§ WRITTEN REQUEST: Nothing may be dropped or altered: reproduce all the data.

RECORDS FOR THE TASK start

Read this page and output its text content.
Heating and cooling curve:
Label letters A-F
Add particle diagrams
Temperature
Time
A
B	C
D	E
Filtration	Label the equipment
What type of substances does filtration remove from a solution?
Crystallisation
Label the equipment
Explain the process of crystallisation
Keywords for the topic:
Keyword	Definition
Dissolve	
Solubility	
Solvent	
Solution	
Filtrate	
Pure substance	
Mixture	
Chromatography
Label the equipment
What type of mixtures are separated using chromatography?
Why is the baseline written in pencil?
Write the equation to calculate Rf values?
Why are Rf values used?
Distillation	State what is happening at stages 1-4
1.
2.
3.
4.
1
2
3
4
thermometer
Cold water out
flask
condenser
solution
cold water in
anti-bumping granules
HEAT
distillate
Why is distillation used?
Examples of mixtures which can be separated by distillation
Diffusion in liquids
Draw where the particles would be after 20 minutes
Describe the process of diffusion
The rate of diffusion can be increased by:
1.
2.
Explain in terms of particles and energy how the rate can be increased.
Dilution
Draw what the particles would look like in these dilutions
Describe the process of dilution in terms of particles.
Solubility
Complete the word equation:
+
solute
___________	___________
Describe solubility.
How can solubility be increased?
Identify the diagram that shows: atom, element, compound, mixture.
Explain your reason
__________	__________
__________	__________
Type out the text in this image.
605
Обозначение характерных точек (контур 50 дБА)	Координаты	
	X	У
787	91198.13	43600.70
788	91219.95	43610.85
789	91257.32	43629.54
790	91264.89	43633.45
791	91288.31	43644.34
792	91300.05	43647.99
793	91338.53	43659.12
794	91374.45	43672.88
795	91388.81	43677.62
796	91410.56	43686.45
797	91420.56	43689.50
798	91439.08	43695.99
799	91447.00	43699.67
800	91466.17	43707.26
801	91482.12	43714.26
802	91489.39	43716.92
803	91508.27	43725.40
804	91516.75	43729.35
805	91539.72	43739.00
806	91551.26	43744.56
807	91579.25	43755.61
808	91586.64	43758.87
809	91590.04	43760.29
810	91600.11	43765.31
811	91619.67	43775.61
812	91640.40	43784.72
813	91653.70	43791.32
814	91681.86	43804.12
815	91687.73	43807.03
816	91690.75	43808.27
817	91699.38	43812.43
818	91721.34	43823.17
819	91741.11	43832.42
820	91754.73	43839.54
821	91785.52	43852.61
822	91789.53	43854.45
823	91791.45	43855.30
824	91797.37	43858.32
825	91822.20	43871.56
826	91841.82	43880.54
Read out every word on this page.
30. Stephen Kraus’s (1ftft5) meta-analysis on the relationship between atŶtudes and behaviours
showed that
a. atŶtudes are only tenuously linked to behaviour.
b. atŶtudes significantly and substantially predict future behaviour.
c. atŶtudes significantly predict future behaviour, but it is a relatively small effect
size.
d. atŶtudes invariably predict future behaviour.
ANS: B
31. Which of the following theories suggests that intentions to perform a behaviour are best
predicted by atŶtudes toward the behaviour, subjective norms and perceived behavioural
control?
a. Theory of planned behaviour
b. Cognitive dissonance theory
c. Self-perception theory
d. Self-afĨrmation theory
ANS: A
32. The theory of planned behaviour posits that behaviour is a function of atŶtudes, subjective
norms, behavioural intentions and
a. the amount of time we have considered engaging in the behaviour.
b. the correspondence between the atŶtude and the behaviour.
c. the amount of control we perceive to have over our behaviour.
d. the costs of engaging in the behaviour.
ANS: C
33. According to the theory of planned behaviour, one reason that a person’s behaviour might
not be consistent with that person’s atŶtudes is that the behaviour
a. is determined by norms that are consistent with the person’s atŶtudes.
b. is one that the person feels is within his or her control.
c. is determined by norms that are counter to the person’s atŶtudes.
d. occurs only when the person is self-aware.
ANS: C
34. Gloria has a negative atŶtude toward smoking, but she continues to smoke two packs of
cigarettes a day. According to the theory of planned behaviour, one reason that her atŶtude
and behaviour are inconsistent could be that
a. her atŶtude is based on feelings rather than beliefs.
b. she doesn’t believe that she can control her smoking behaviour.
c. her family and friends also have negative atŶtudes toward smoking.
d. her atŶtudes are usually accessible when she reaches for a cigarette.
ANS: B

RECORDS FOR THE TASK end

§ RESPONSE BELOW:
Read this page and output its text content.
Heating and cooling curve:
Label letters A-F
Add particle diagrams
Temperature
Time
A
B	C
D	E
Filtration	Label the equipment
What type of substances does filtration remove from a solution?
Crystallisation
Label the equipment
Explain the process of crystallisation
Keywords for the topic:
Keyword	Definition
Dissolve	
Solubility	
Solvent	
Solution	
Filtrate	
Pure substance	
Mixture	
Chromatography
Label the equipment
What type of mixtures are separated using chromatography?
Why is the baseline written in pencil?
Write the equation to calculate Rf values?
Why are Rf values used?
Distillation	State what is happening at stages 1-4
1.
2.
3.
4.
1
2
3
4
thermometer
Cold water out
flask
condenser
solution
cold water in
anti-bumping granules
HEAT
distillate
Why is distillation used?
Examples of mixtures which can be separated by distillation
Diffusion in liquids
Draw where the particles would be after 20 minutes
Describe the process of diffusion
The rate of diffusion can be increased by:
1.
2.
Explain in terms of particles and energy how the rate can be increased.
Dilution
Draw what the particles would look like in these dilutions
Describe the process of dilution in terms of particles.
Solubility
Complete the word equation:
+
solute
___________	___________
Describe solubility.
How can solubility be increased?
Identify the diagram that shows: atom, element, compound, mixture.
Explain your reason
__________	__________
__________	__________
Type out the text in this image.
605
Обозначение характерных точек (контур 50 дБА)	Координаты	
	X	У
787	91198.13	43600.70
788	91219.95	43610.85
789	91257.32	43629.54
790	91264.89	43633.45
791	91288.31	43644.34
792	91300.05	43647.99
793	91338.53	43659.12
794	91374.45	43672.88
795	91388.81	43677.62
796	91410.56	43686.45
797	91420.56	43689.50
798	91439.08	43695.99
799	91447.00	43699.67
800	91466.17	43707.26
801	91482.12	43714.26
802	91489.39	43716.92
803	91508.27	43725.40
804	91516.75	43729.35
805	91539.72	43739.00
806	91551.26	43744.56
807	91579.25	43755.61
808	91586.64	43758.87
809	91590.04	43760.29
810	91600.11	43765.31
811	91619.67	43775.61
812	91640.40	43784.72
813	91653.70	43791.32
814	91681.86	43804.12
815	91687.73	43807.03
816	91690.75	43808.27
817	91699.38	43812.43
818	91721.34	43823.17
819	91741.11	43832.42
820	91754.73	43839.54
821	91785.52	43852.61
822	91789.53	43854.45
823	91791.45	43855.30
824	91797.37	43858.32
825	91822.20	43871.56
826	91841.82	43880.54
Read out every word on this page.
30. Stephen Kraus’s (1ftft5) meta-analysis on the relationship between atŶtudes and behaviours
showed that
a. atŶtudes are only tenuously linked to behaviour.
b. atŶtudes significantly and substantially predict future behaviour.
c. atŶtudes significantly predict future behaviour, but it is a relatively small effect
size.
d. atŶtudes invariably predict future behaviour.
ANS: B
31. Which of the following theories suggests that intentions to perform a behaviour are best
predicted by atŶtudes toward the behaviour, subjective norms and perceived behavioural
control?
a. Theory of planned behaviour
b. Cognitive dissonance theory
c. Self-perception theory
d. Self-afĨrmation theory
ANS: A
32. The theory of planned behaviour posits that behaviour is a function of atŶtudes, subjective
norms, behavioural intentions and
a. the amount of time we have considered engaging in the behaviour.
b. the correspondence between the atŶtude and the behaviour.
c. the amount of control we perceive to have over our behaviour.
d. the costs of engaging in the behaviour.
ANS: C
33. According to the theory of planned behaviour, one reason that a person’s behaviour might
not be consistent with that person’s atŶtudes is that the behaviour
a. is determined by norms that are consistent with the person’s atŶtudes.
b. is one that the person feels is within his or her control.
c. is determined by norms that are counter to the person’s atŶtudes.
d. occurs only when the person is self-aware.
ANS: C
34. Gloria has a negative atŶtude toward smoking, but she continues to smoke two packs of
cigarettes a day. According to the theory of planned behaviour, one reason that her atŶtude
and behaviour are inconsistent could be that
a. her atŶtude is based on feelings rather than beliefs.
b. she doesn’t believe that she can control her smoking behaviour.
c. her family and friends also have negative atŶtudes toward smoking.
d. her atŶtudes are usually accessible when she reaches for a cigarette.
ANS: B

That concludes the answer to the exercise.